» Exercise instructions:
Extract the entries in their exact form.
== == ==
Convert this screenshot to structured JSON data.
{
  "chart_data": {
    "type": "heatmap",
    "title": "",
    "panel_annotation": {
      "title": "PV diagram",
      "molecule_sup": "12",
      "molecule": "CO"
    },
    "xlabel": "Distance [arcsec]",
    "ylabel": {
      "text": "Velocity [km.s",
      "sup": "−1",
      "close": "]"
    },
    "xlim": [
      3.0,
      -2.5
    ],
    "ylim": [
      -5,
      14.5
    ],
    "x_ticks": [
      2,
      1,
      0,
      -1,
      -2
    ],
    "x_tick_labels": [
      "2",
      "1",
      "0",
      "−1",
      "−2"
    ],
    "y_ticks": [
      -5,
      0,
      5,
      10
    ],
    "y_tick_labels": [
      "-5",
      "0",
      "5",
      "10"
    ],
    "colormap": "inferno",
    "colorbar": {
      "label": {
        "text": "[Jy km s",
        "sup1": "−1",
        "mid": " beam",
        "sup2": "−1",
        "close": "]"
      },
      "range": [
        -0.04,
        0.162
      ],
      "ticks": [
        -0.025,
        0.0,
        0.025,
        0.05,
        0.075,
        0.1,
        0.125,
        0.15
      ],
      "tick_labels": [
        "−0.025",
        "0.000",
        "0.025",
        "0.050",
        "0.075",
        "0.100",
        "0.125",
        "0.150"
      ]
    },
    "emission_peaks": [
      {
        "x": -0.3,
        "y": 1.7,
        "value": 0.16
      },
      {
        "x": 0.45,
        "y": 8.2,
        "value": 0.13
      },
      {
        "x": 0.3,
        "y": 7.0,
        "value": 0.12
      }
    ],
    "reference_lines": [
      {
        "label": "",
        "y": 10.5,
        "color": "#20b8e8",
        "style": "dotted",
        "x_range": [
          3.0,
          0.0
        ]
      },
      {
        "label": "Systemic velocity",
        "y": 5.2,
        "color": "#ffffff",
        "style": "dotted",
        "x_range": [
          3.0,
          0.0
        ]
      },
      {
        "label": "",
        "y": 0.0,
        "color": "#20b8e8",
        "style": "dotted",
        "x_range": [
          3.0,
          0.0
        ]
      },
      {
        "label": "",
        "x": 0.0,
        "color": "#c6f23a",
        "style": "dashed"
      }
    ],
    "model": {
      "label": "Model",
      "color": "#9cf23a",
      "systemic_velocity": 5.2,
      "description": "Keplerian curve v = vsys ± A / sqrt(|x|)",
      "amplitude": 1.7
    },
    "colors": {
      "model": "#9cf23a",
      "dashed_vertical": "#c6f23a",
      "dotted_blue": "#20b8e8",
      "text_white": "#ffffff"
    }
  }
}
== == ==
» Complete answer:
Convert this screenshot to structured JSON data.
{
  "chart_data": {
    "type": "heatmap",
    "title": "",
    "panel_annotation": {
      "title": "PV diagram",
      "molecule_sup": "12",
      "molecule": "CO"
    },
    "xlabel": "Distance [arcsec]",
    "ylabel": {
      "text": "Velocity [km.s",
      "sup": "−1",
      "close": "]"
    },
    "xlim": [
      3.0,
      -2.5
    ],
    "ylim": [
      -5,
      14.5
    ],
    "x_ticks": [
      2,
      1,
      0,
      -1,
      -2
    ],
    "x_tick_labels": [
      "2",
      "1",
      "0",
      "−1",
      "−2"
    ],
    "y_ticks": [
      -5,
      0,
      5,
      10
    ],
    "y_tick_labels": [
      "-5",
      "0",
      "5",
      "10"
    ],
    "colormap": "inferno",
    "colorbar": {
      "label": {
        "text": "[Jy km s",
        "sup1": "−1",
        "mid": " beam",
        "sup2": "−1",
        "close": "]"
      },
      "range": [
        -0.04,
        0.162
      ],
      "ticks": [
        -0.025,
        0.0,
        0.025,
        0.05,
        0.075,
        0.1,
        0.125,
        0.15
      ],
      "tick_labels": [
        "−0.025",
        "0.000",
        "0.025",
        "0.050",
        "0.075",
        "0.100",
        "0.125",
        "0.150"
      ]
    },
    "emission_peaks": [
      {
        "x": -0.3,
        "y": 1.7,
        "value": 0.16
      },
      {
        "x": 0.45,
        "y": 8.2,
        "value": 0.13
      },
      {
        "x": 0.3,
        "y": 7.0,
        "value": 0.12
      }
    ],
    "reference_lines": [
      {
        "label": "",
        "y": 10.5,
        "color": "#20b8e8",
        "style": "dotted",
        "x_range": [
          3.0,
          0.0
        ]
      },
      {
        "label": "Systemic velocity",
        "y": 5.2,
        "color": "#ffffff",
        "style": "dotted",
        "x_range": [
          3.0,
          0.0
        ]
      },
      {
        "label": "",
        "y": 0.0,
        "color": "#20b8e8",
        "style": "dotted",
        "x_range": [
          3.0,
          0.0
        ]
      },
      {
        "label": "",
        "x": 0.0,
        "color": "#c6f23a",
        "style": "dashed"
      }
    ],
    "model": {
      "label": "Model",
      "color": "#9cf23a",
      "systemic_velocity": 5.2,
      "description": "Keplerian curve v = vsys ± A / sqrt(|x|)",
      "amplitude": 1.7
    },
    "colors": {
      "model": "#9cf23a",
      "dashed_vertical": "#c6f23a",
      "dotted_blue": "#20b8e8",
      "text_white": "#ffffff"
    }
  }
}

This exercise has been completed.